» EXERCISE BRIEF
Go through the data and copy every line exactly, but not the images.

» DATA FOR THE TASK
::::
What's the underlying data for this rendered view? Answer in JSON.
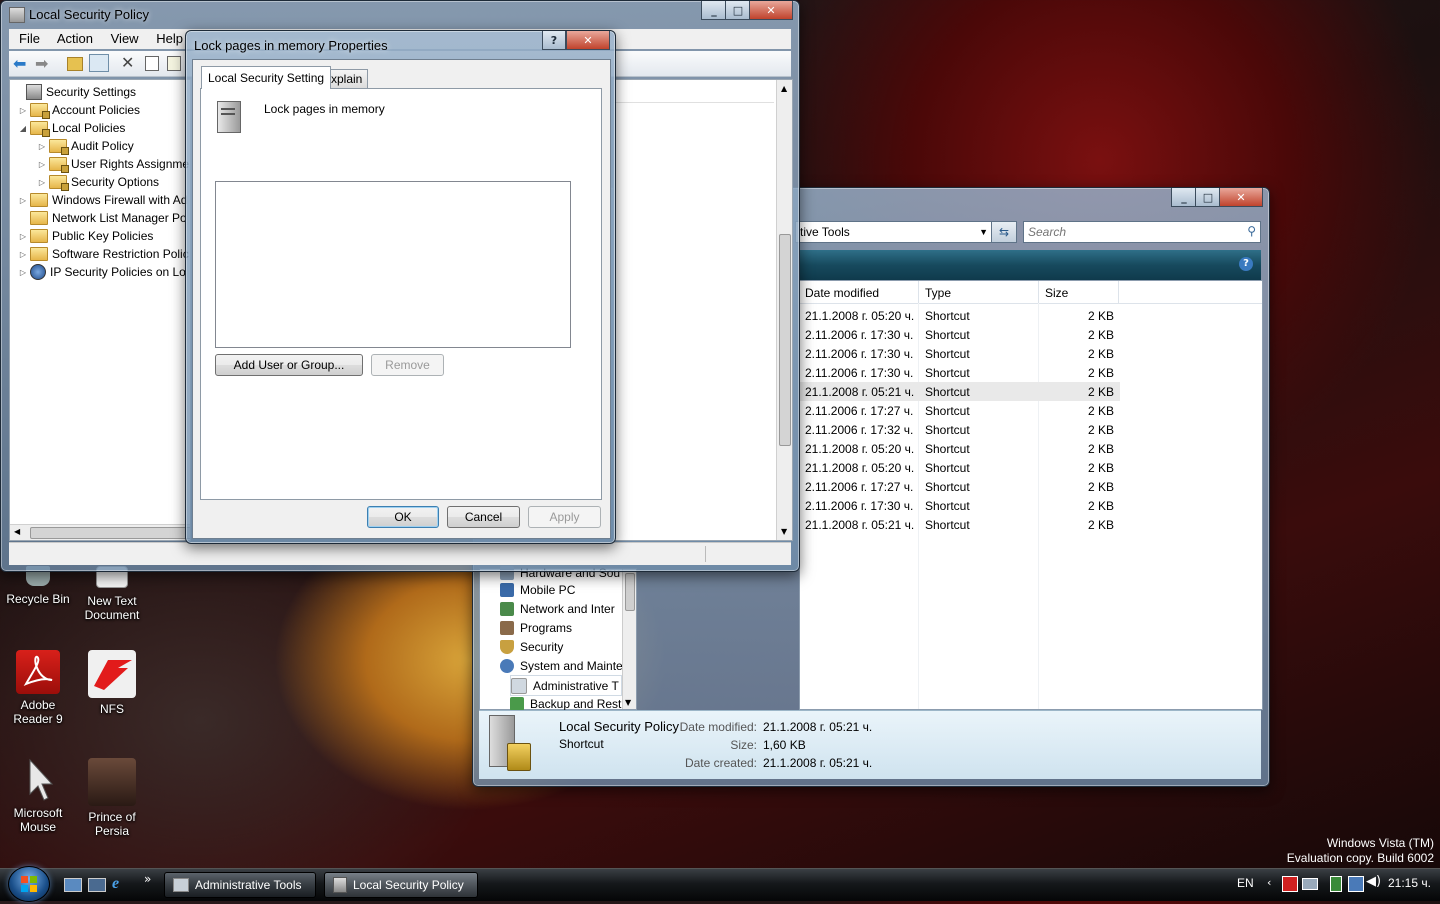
{
  "colors": {
    "accent": "#1e5f8a",
    "taskbar": "#0c0c0c",
    "selection": "#e9e9e9"
  },
  "desktop": {
    "icons": [
      {
        "name": "recycle-bin",
        "label": "Recycle Bin"
      },
      {
        "name": "new-text-document",
        "label": "New Text Document"
      },
      {
        "name": "adobe-reader",
        "label": "Adobe Reader 9"
      },
      {
        "name": "nfs",
        "label": "NFS"
      },
      {
        "name": "microsoft-mouse",
        "label": "Microsoft Mouse"
      },
      {
        "name": "prince-of-persia",
        "label": "Prince of Persia"
      }
    ],
    "watermark_line1": "Windows Vista (TM)",
    "watermark_line2": "Evaluation copy. Build 6002"
  },
  "lsp": {
    "title": "Local Security Policy",
    "menu": [
      "File",
      "Action",
      "View",
      "Help"
    ],
    "tree": [
      {
        "label": "Security Settings",
        "level": 0,
        "expander": ""
      },
      {
        "label": "Account Policies",
        "level": 1,
        "expander": "▷"
      },
      {
        "label": "Local Policies",
        "level": 1,
        "expander": "◢"
      },
      {
        "label": "Audit Policy",
        "level": 2,
        "expander": "▷"
      },
      {
        "label": "User Rights Assignme",
        "level": 2,
        "expander": "▷"
      },
      {
        "label": "Security Options",
        "level": 2,
        "expander": "▷"
      },
      {
        "label": "Windows Firewall with Ad",
        "level": 1,
        "expander": "▷"
      },
      {
        "label": "Network List Manager Po",
        "level": 1,
        "expander": ""
      },
      {
        "label": "Public Key Policies",
        "level": 1,
        "expander": "▷"
      },
      {
        "label": "Software Restriction Polic",
        "level": 1,
        "expander": "▷"
      },
      {
        "label": "IP Security Policies on Lo",
        "level": 1,
        "expander": "▷"
      }
    ]
  },
  "dialog": {
    "title": "Lock pages in memory Properties",
    "tabs": [
      "Local Security Setting",
      "Explain"
    ],
    "policy_name": "Lock pages in memory",
    "add_button": "Add User or Group...",
    "remove_button": "Remove",
    "ok": "OK",
    "cancel": "Cancel",
    "apply": "Apply",
    "help_glyph": "?"
  },
  "explorer": {
    "address_text": "tive Tools",
    "search_placeholder": "Search",
    "columns": [
      "Date modified",
      "Type",
      "Size"
    ],
    "rows": [
      {
        "date": "21.1.2008 г. 05:20 ч.",
        "type": "Shortcut",
        "size": "2 KB"
      },
      {
        "date": "2.11.2006 г. 17:30 ч.",
        "type": "Shortcut",
        "size": "2 KB"
      },
      {
        "date": "2.11.2006 г. 17:30 ч.",
        "type": "Shortcut",
        "size": "2 KB"
      },
      {
        "date": "2.11.2006 г. 17:30 ч.",
        "type": "Shortcut",
        "size": "2 KB"
      },
      {
        "date": "21.1.2008 г. 05:21 ч.",
        "type": "Shortcut",
        "size": "2 KB",
        "selected": true
      },
      {
        "date": "2.11.2006 г. 17:27 ч.",
        "type": "Shortcut",
        "size": "2 KB"
      },
      {
        "date": "2.11.2006 г. 17:32 ч.",
        "type": "Shortcut",
        "size": "2 KB"
      },
      {
        "date": "21.1.2008 г. 05:20 ч.",
        "type": "Shortcut",
        "size": "2 KB"
      },
      {
        "date": "21.1.2008 г. 05:20 ч.",
        "type": "Shortcut",
        "size": "2 KB"
      },
      {
        "date": "2.11.2006 г. 17:27 ч.",
        "type": "Shortcut",
        "size": "2 KB"
      },
      {
        "date": "2.11.2006 г. 17:30 ч.",
        "type": "Shortcut",
        "size": "2 KB"
      },
      {
        "date": "21.1.2008 г. 05:21 ч.",
        "type": "Shortcut",
        "size": "2 KB"
      }
    ],
    "sidebar": [
      {
        "label": "Hardware and Sou",
        "icon": "#8aa0b8"
      },
      {
        "label": "Mobile PC",
        "icon": "#3a6aa8"
      },
      {
        "label": "Network and Inter",
        "icon": "#4a8a4a"
      },
      {
        "label": "Programs",
        "icon": "#8a6a4a"
      },
      {
        "label": "Security",
        "icon": "#c8a040"
      },
      {
        "label": "System and Mainte",
        "icon": "#4a7ab8"
      },
      {
        "label": "Administrative T",
        "icon": "#d0d8e0",
        "indent": true
      },
      {
        "label": "Backup and Rest",
        "icon": "#4a9a4a",
        "indent": true
      }
    ],
    "details": {
      "name": "Local Security Policy",
      "kind": "Shortcut",
      "date_modified_label": "Date modified:",
      "date_modified": "21.1.2008 г. 05:21 ч.",
      "size_label": "Size:",
      "size": "1,60 KB",
      "date_created_label": "Date created:",
      "date_created": "21.1.2008 г. 05:21 ч."
    }
  },
  "taskbar": {
    "chevron": "»",
    "buttons": [
      "Administrative Tools",
      "Local Security Policy"
    ],
    "lang": "EN",
    "time": "21:15 ч."
  }
}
::::
» RESPONSE TO THE TASK
What's the underlying data for this rendered view? Answer in JSON.
{
  "colors": {
    "accent": "#1e5f8a",
    "taskbar": "#0c0c0c",
    "selection": "#e9e9e9"
  },
  "desktop": {
    "icons": [
      {
        "name": "recycle-bin",
        "label": "Recycle Bin"
      },
      {
        "name": "new-text-document",
        "label": "New Text Document"
      },
      {
        "name": "adobe-reader",
        "label": "Adobe Reader 9"
      },
      {
        "name": "nfs",
        "label": "NFS"
      },
      {
        "name": "microsoft-mouse",
        "label": "Microsoft Mouse"
      },
      {
        "name": "prince-of-persia",
        "label": "Prince of Persia"
      }
    ],
    "watermark_line1": "Windows Vista (TM)",
    "watermark_line2": "Evaluation copy. Build 6002"
  },
  "lsp": {
    "title": "Local Security Policy",
    "menu": [
      "File",
      "Action",
      "View",
      "Help"
    ],
    "tree": [
      {
        "label": "Security Settings",
        "level": 0,
        "expander": ""
      },
      {
        "label": "Account Policies",
        "level": 1,
        "expander": "▷"
      },
      {
        "label": "Local Policies",
        "level": 1,
        "expander": "◢"
      },
      {
        "label": "Audit Policy",
        "level": 2,
        "expander": "▷"
      },
      {
        "label": "User Rights Assignme",
        "level": 2,
        "expander": "▷"
      },
      {
        "label": "Security Options",
        "level": 2,
        "expander": "▷"
      },
      {
        "label": "Windows Firewall with Ad",
        "level": 1,
        "expander": "▷"
      },
      {
        "label": "Network List Manager Po",
        "level": 1,
        "expander": ""
      },
      {
        "label": "Public Key Policies",
        "level": 1,
        "expander": "▷"
      },
      {
        "label": "Software Restriction Polic",
        "level": 1,
        "expander": "▷"
      },
      {
        "label": "IP Security Policies on Lo",
        "level": 1,
        "expander": "▷"
      }
    ]
  },
  "dialog": {
    "title": "Lock pages in memory Properties",
    "tabs": [
      "Local Security Setting",
      "Explain"
    ],
    "policy_name": "Lock pages in memory",
    "add_button": "Add User or Group...",
    "remove_button": "Remove",
    "ok": "OK",
    "cancel": "Cancel",
    "apply": "Apply",
    "help_glyph": "?"
  },
  "explorer": {
    "address_text": "tive Tools",
    "search_placeholder": "Search",
    "columns": [
      "Date modified",
      "Type",
      "Size"
    ],
    "rows": [
      {
        "date": "21.1.2008 г. 05:20 ч.",
        "type": "Shortcut",
        "size": "2 KB"
      },
      {
        "date": "2.11.2006 г. 17:30 ч.",
        "type": "Shortcut",
        "size": "2 KB"
      },
      {
        "date": "2.11.2006 г. 17:30 ч.",
        "type": "Shortcut",
        "size": "2 KB"
      },
      {
        "date": "2.11.2006 г. 17:30 ч.",
        "type": "Shortcut",
        "size": "2 KB"
      },
      {
        "date": "21.1.2008 г. 05:21 ч.",
        "type": "Shortcut",
        "size": "2 KB",
        "selected": true
      },
      {
        "date": "2.11.2006 г. 17:27 ч.",
        "type": "Shortcut",
        "size": "2 KB"
      },
      {
        "date": "2.11.2006 г. 17:32 ч.",
        "type": "Shortcut",
        "size": "2 KB"
      },
      {
        "date": "21.1.2008 г. 05:20 ч.",
        "type": "Shortcut",
        "size": "2 KB"
      },
      {
        "date": "21.1.2008 г. 05:20 ч.",
        "type": "Shortcut",
        "size": "2 KB"
      },
      {
        "date": "2.11.2006 г. 17:27 ч.",
        "type": "Shortcut",
        "size": "2 KB"
      },
      {
        "date": "2.11.2006 г. 17:30 ч.",
        "type": "Shortcut",
        "size": "2 KB"
      },
      {
        "date": "21.1.2008 г. 05:21 ч.",
        "type": "Shortcut",
        "size": "2 KB"
      }
    ],
    "sidebar": [
      {
        "label": "Hardware and Sou",
        "icon": "#8aa0b8"
      },
      {
        "label": "Mobile PC",
        "icon": "#3a6aa8"
      },
      {
        "label": "Network and Inter",
        "icon": "#4a8a4a"
      },
      {
        "label": "Programs",
        "icon": "#8a6a4a"
      },
      {
        "label": "Security",
        "icon": "#c8a040"
      },
      {
        "label": "System and Mainte",
        "icon": "#4a7ab8"
      },
      {
        "label": "Administrative T",
        "icon": "#d0d8e0",
        "indent": true
      },
      {
        "label": "Backup and Rest",
        "icon": "#4a9a4a",
        "indent": true
      }
    ],
    "details": {
      "name": "Local Security Policy",
      "kind": "Shortcut",
      "date_modified_label": "Date modified:",
      "date_modified": "21.1.2008 г. 05:21 ч.",
      "size_label": "Size:",
      "size": "1,60 KB",
      "date_created_label": "Date created:",
      "date_created": "21.1.2008 г. 05:21 ч."
    }
  },
  "taskbar": {
    "chevron": "»",
    "buttons": [
      "Administrative Tools",
      "Local Security Policy"
    ],
    "lang": "EN",
    "time": "21:15 ч."
  }
}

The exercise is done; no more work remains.